[begin PROVIDED DATA]
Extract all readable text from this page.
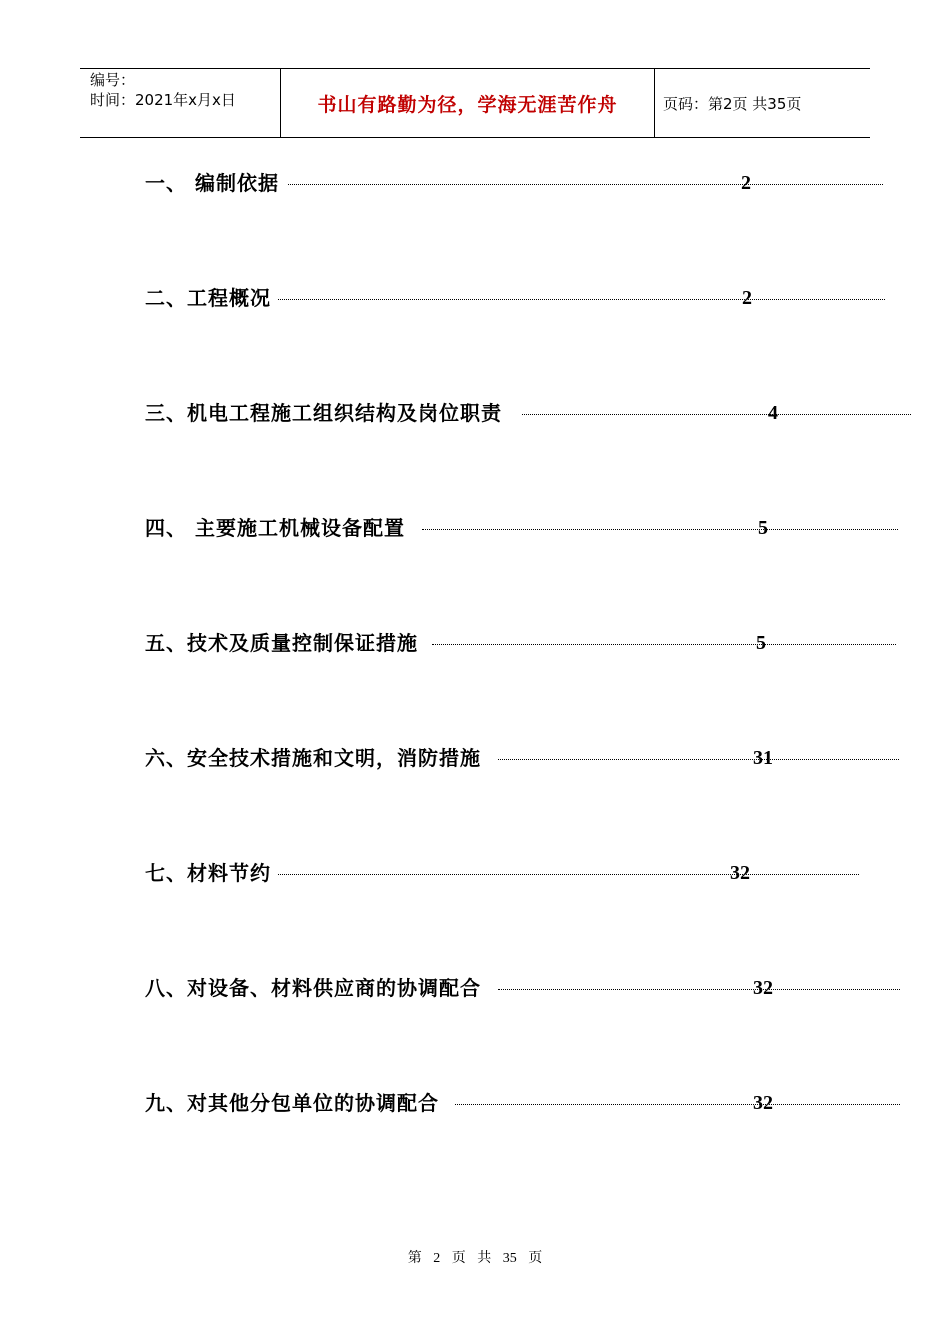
编号：
时间：2021年x月x日	书山有路勤为径，学海无涯苦作舟	页码：第2页 共35页
一、 编制依据	2
二、工程概况	2
三、机电工程施工组织结构及岗位职责	4
四、 主要施工机械设备配置	5
五、技术及质量控制保证措施	5
六、安全技术措施和文明，消防措施	31
七、材料节约	32
八、对设备、材料供应商的协调配合	32
九、对其他分包单位的协调配合	32
第 2 页 共 35 页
[end PROVIDED DATA]
EXERCISE DIRECTIONS:
Make an exact copy of all entries above, dropping the images.

OUTPUT:
Extract all readable text from this page.
编号：
时间：2021年x月x日	书山有路勤为径，学海无涯苦作舟	页码：第2页 共35页
一、 编制依据	2
二、工程概况	2
三、机电工程施工组织结构及岗位职责	4
四、 主要施工机械设备配置	5
五、技术及质量控制保证措施	5
六、安全技术措施和文明，消防措施	31
七、材料节约	32
八、对设备、材料供应商的协调配合	32
九、对其他分包单位的协调配合	32
第 2 页 共 35 页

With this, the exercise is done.